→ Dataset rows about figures
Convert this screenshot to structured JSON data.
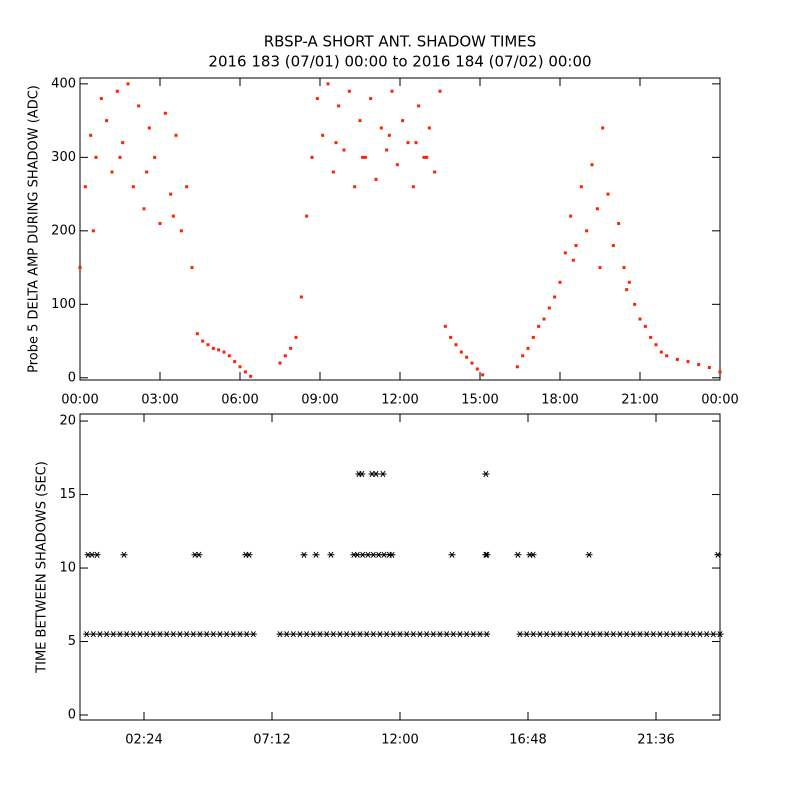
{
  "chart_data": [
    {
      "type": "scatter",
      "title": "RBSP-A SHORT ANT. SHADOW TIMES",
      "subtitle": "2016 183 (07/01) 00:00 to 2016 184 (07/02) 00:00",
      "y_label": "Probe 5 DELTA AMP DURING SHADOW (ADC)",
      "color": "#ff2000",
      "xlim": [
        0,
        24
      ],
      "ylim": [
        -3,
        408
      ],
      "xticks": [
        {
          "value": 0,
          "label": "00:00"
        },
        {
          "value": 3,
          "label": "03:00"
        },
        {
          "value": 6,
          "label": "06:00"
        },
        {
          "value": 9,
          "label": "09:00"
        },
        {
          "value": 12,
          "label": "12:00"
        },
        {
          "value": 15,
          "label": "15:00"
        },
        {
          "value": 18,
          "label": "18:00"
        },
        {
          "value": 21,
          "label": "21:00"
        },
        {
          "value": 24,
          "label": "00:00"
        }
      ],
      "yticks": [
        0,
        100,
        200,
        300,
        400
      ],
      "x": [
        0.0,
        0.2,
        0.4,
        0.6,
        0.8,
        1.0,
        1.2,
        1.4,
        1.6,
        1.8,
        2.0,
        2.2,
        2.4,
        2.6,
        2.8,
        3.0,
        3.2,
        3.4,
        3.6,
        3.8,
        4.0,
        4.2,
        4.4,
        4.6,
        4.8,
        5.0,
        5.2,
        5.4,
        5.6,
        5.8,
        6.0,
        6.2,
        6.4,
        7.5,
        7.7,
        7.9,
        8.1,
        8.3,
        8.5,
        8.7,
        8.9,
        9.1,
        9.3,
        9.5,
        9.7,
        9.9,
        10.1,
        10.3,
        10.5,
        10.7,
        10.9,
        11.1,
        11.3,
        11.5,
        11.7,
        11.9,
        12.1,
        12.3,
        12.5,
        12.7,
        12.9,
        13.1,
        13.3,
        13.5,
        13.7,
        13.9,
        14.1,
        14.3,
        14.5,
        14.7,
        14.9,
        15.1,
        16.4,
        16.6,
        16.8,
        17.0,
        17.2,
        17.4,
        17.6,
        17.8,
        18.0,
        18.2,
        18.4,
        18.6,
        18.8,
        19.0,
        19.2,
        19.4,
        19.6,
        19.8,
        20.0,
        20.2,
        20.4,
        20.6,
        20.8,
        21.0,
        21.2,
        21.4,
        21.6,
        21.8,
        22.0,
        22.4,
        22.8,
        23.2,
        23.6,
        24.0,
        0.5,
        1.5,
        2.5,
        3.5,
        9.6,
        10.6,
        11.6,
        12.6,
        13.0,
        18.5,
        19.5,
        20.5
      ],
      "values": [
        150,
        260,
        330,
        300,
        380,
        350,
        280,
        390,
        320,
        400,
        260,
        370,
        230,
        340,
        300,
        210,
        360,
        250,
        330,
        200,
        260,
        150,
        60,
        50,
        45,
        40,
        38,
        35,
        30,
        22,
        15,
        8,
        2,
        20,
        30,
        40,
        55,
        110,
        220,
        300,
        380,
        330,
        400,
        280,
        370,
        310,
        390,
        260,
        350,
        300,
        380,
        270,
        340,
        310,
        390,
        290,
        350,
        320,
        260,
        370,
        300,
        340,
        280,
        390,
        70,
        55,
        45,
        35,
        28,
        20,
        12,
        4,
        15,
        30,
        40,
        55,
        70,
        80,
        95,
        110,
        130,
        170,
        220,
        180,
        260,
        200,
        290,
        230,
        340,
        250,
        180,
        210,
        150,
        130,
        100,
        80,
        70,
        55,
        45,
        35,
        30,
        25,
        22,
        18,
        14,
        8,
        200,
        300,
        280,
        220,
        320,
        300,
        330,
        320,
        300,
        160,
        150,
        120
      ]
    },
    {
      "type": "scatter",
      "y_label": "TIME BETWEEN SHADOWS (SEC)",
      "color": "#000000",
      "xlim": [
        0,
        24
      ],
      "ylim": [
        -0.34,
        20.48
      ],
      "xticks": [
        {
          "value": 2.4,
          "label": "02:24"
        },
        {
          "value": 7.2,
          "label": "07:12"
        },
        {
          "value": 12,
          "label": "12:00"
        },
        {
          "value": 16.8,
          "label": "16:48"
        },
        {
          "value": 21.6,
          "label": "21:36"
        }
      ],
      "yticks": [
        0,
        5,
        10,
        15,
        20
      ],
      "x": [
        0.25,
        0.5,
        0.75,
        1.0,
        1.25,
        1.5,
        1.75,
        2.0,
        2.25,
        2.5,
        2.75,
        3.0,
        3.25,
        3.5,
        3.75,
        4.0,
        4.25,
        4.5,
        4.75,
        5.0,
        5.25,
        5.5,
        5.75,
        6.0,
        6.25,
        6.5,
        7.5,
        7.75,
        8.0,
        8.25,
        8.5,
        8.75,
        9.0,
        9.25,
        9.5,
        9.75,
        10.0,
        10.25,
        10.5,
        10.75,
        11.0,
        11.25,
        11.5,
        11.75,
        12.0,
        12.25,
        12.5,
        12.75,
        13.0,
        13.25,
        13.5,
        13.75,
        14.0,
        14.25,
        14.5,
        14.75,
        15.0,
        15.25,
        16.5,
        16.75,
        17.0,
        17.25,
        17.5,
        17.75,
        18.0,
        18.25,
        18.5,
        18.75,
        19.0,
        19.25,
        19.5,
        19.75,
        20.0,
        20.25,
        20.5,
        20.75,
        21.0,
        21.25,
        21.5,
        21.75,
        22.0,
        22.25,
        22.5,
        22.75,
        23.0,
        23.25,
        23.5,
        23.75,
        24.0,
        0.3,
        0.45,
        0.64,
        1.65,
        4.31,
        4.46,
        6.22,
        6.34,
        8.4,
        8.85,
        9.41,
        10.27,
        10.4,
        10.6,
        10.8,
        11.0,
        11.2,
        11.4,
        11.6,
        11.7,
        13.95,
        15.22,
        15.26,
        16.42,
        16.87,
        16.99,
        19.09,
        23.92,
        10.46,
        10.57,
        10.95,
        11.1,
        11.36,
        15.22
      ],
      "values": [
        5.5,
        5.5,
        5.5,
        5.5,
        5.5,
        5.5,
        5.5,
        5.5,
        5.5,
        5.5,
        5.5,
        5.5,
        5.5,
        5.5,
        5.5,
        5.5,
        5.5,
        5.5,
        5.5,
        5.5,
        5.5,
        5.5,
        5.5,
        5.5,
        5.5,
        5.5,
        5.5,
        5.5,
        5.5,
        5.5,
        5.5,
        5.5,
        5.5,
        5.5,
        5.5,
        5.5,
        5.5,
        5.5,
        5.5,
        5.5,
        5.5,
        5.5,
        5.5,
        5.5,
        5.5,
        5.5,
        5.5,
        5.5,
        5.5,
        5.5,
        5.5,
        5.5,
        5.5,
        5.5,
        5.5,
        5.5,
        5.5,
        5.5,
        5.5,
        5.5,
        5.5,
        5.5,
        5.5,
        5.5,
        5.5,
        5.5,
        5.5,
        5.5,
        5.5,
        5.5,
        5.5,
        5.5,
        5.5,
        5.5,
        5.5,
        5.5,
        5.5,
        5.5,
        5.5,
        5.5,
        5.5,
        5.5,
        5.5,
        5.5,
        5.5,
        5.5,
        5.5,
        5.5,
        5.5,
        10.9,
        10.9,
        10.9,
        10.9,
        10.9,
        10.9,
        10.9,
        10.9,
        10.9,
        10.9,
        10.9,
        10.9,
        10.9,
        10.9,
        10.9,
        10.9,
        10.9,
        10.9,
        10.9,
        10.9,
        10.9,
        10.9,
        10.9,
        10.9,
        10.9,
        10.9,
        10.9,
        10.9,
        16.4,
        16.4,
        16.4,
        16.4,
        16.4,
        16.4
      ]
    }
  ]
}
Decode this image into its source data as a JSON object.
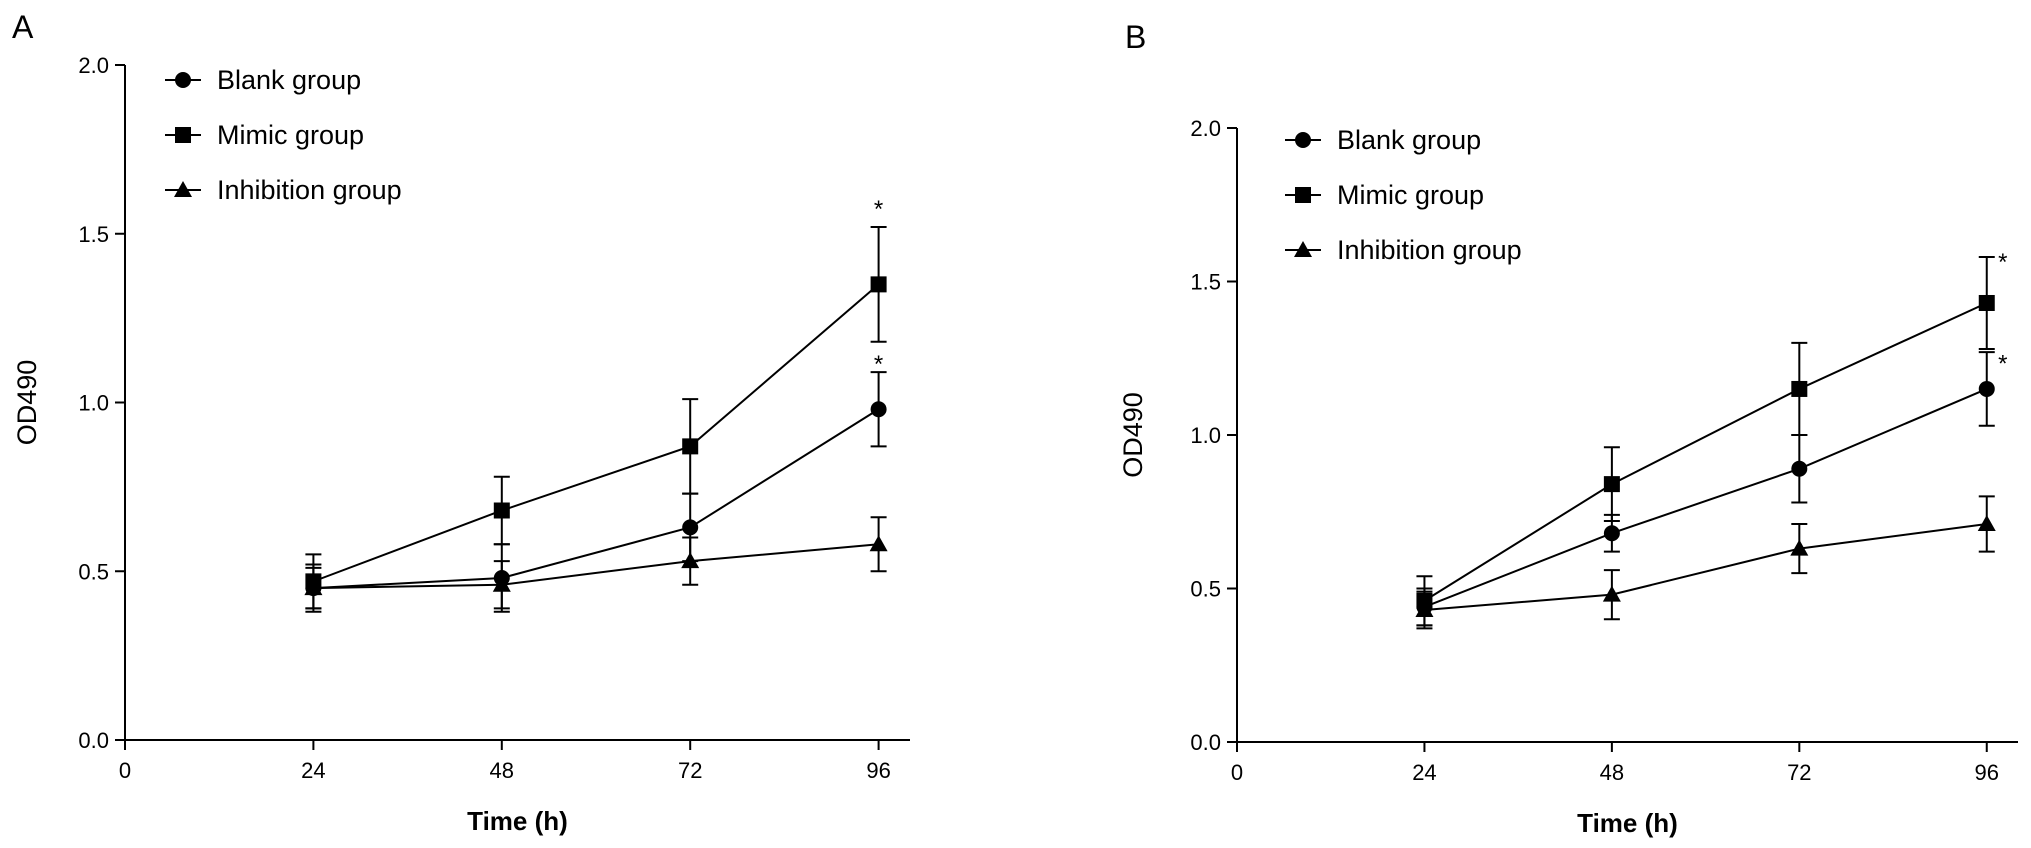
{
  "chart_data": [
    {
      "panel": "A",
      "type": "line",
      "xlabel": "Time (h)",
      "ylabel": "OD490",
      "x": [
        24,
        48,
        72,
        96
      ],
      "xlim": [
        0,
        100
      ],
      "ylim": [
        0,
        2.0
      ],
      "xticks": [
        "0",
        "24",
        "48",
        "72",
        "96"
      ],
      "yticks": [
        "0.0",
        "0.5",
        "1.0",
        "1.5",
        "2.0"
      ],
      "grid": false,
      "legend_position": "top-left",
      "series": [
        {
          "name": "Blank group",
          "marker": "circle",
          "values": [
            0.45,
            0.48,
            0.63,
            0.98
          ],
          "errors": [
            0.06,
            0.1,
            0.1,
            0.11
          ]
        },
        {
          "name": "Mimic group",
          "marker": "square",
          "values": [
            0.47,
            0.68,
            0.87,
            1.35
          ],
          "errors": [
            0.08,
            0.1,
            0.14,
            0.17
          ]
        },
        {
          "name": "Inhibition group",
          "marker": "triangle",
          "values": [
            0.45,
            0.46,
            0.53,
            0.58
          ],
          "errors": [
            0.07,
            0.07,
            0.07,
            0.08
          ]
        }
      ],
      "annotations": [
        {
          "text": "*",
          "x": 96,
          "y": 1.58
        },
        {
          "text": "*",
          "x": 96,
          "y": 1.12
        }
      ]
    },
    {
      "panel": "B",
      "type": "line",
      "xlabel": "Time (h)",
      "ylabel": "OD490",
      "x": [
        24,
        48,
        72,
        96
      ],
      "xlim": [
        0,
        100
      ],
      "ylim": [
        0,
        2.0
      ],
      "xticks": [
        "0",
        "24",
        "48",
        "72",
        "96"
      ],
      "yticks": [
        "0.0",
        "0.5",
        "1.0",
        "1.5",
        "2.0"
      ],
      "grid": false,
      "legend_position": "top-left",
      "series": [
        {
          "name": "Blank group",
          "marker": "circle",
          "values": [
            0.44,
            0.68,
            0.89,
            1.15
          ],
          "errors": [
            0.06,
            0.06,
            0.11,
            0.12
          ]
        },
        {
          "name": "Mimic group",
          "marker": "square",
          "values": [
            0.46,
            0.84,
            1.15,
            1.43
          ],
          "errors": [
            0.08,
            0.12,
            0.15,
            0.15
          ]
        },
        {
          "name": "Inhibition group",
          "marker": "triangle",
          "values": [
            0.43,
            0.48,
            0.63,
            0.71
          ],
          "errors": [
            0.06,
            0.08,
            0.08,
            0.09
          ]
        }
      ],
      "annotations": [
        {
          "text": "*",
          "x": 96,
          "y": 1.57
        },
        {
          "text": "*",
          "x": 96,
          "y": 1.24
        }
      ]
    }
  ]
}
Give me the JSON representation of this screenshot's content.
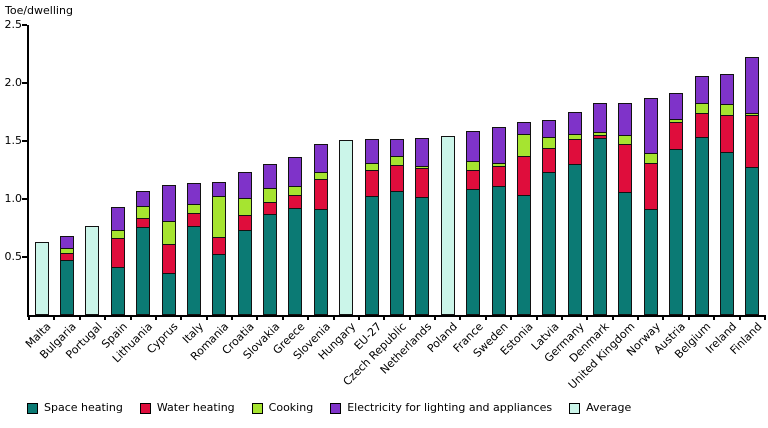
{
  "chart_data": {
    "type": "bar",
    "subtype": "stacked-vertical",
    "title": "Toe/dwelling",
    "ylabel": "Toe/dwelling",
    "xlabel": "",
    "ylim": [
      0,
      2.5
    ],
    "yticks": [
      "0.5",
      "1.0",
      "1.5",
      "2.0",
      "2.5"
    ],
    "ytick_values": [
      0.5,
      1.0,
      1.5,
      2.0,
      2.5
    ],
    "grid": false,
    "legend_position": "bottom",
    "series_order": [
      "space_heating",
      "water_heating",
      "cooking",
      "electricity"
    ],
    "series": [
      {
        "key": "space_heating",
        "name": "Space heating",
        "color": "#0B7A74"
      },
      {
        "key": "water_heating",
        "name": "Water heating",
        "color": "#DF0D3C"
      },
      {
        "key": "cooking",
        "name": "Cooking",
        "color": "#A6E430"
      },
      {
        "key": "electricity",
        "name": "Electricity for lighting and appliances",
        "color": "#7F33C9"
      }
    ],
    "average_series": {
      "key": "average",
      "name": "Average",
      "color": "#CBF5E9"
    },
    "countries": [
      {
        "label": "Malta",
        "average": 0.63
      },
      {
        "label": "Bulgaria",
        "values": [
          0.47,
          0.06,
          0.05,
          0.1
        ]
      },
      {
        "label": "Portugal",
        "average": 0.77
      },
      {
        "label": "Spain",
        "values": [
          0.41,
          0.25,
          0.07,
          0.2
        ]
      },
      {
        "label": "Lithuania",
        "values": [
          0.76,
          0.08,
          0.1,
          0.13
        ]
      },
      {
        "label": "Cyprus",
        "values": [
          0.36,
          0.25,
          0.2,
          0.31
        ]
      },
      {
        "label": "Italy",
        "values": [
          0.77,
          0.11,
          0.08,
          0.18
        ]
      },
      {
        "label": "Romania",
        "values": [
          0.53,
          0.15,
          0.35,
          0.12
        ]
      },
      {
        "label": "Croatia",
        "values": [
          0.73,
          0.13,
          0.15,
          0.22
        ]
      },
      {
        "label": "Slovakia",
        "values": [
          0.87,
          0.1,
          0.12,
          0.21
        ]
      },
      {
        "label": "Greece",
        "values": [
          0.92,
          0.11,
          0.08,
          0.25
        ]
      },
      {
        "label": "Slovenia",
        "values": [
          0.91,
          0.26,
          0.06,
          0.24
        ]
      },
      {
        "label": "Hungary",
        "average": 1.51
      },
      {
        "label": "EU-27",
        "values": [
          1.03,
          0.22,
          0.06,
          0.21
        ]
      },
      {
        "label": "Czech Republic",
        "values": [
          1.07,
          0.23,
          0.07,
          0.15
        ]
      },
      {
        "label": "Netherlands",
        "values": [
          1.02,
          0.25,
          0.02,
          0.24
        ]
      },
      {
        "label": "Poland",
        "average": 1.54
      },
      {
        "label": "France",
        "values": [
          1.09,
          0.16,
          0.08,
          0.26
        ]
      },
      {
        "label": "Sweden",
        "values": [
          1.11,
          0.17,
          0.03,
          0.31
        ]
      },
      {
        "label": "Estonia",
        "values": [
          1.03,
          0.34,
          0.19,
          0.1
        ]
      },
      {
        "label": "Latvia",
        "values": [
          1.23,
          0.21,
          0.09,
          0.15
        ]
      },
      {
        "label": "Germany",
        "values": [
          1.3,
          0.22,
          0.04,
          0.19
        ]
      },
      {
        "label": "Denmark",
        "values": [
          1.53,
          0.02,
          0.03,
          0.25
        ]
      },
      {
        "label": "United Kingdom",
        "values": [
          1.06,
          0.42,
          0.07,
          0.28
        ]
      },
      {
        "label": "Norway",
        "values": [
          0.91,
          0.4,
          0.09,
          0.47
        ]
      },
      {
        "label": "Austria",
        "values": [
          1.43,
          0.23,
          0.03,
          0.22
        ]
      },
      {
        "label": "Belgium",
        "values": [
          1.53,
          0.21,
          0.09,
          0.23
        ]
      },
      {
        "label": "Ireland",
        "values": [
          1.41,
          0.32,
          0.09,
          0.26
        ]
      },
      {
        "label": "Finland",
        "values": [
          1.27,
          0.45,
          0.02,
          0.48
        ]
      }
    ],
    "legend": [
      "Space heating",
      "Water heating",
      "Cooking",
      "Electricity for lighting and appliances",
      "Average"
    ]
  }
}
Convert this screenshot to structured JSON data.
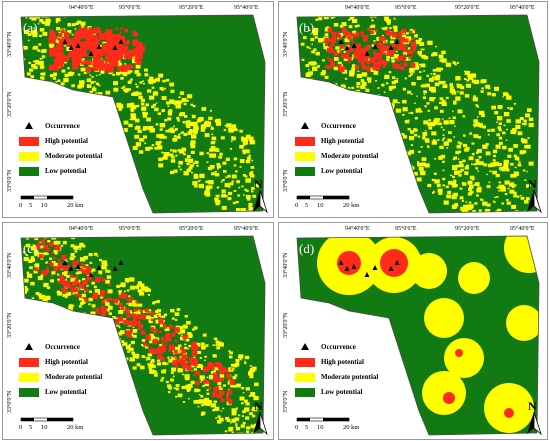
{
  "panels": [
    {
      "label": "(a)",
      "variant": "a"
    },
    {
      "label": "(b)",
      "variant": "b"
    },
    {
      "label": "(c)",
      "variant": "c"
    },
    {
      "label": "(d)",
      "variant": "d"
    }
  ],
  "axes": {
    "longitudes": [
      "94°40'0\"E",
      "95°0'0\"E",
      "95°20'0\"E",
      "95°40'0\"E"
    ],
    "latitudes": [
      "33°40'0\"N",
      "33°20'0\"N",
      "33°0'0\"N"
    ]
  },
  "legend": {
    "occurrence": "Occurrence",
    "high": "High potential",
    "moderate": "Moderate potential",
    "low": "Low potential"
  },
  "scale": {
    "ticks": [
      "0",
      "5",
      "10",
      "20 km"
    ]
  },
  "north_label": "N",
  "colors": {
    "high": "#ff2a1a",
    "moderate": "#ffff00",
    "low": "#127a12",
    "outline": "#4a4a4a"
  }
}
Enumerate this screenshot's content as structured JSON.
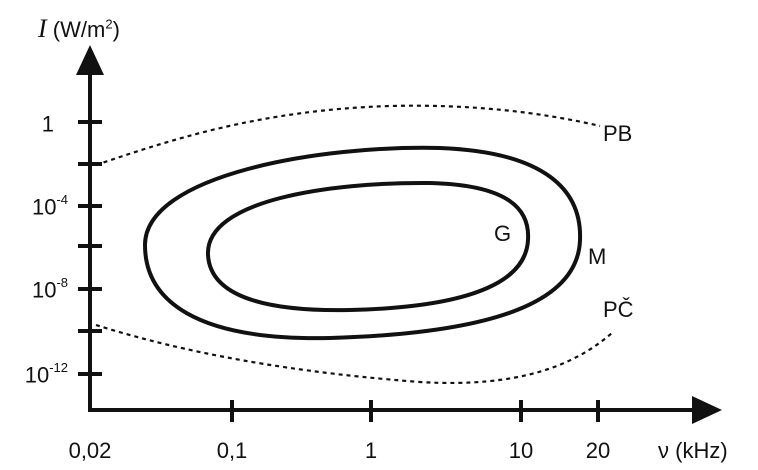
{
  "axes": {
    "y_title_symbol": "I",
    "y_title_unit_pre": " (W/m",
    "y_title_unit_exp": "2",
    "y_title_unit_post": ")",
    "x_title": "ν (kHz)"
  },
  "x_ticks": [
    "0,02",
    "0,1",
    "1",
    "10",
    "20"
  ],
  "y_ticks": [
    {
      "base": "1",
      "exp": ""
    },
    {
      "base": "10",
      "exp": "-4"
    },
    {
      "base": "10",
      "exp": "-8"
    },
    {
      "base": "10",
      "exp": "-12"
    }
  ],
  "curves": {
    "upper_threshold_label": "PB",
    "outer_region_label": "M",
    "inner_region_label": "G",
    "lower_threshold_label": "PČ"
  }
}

→ PROBLEM
Retype, word for word, the lines from the one with "Enumerate this screenshot's" through the last line of the entries above, and only those lines. Leave pictures out.

→ FINISHED EXERCISE
Enumerate this screenshot's content as structured JSON.
{
  "axes": {
    "y_title_symbol": "I",
    "y_title_unit_pre": " (W/m",
    "y_title_unit_exp": "2",
    "y_title_unit_post": ")",
    "x_title": "ν (kHz)"
  },
  "x_ticks": [
    "0,02",
    "0,1",
    "1",
    "10",
    "20"
  ],
  "y_ticks": [
    {
      "base": "1",
      "exp": ""
    },
    {
      "base": "10",
      "exp": "-4"
    },
    {
      "base": "10",
      "exp": "-8"
    },
    {
      "base": "10",
      "exp": "-12"
    }
  ],
  "curves": {
    "upper_threshold_label": "PB",
    "outer_region_label": "M",
    "inner_region_label": "G",
    "lower_threshold_label": "PČ"
  }
}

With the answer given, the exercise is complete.